--- Begin EXERCISE MATERIAL ---

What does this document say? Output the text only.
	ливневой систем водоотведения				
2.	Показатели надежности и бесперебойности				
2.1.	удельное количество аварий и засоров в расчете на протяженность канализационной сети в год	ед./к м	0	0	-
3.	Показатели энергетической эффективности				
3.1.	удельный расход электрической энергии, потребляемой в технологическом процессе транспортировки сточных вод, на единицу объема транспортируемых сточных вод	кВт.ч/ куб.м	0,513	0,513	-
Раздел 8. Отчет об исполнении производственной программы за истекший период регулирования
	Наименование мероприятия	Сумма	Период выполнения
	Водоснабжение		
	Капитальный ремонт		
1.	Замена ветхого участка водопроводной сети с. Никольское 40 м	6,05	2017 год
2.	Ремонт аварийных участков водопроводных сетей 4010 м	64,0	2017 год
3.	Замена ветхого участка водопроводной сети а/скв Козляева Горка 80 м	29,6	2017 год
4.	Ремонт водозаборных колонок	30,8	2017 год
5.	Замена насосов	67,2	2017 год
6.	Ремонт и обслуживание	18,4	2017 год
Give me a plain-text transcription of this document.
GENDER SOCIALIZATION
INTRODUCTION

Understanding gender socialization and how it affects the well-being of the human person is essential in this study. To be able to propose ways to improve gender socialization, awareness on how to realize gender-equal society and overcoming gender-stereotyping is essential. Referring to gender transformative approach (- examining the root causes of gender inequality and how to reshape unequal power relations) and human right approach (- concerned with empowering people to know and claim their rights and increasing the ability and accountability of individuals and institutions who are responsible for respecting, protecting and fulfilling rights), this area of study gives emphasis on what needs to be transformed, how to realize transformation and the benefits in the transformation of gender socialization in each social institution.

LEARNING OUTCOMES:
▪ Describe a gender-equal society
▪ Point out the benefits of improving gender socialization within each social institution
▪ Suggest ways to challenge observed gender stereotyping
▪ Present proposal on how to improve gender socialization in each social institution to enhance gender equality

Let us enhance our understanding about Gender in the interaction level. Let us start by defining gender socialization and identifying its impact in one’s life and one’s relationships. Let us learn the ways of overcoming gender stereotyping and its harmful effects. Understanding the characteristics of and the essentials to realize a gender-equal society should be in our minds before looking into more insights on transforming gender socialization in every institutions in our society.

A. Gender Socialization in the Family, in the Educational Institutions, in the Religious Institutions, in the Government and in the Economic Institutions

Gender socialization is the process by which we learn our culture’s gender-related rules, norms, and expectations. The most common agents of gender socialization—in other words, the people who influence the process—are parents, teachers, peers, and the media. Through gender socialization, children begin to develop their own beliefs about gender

--- End EXERCISE MATERIAL ---

Copy out every line of the listing that contains the string "участка".

1.	Замена ветхого участка водопроводной сети с. Никольское 40 м	6,05	2017 год
3.	Замена ветхого участка водопроводной сети а/скв Козляева Горка 80 м	29,6	2017 год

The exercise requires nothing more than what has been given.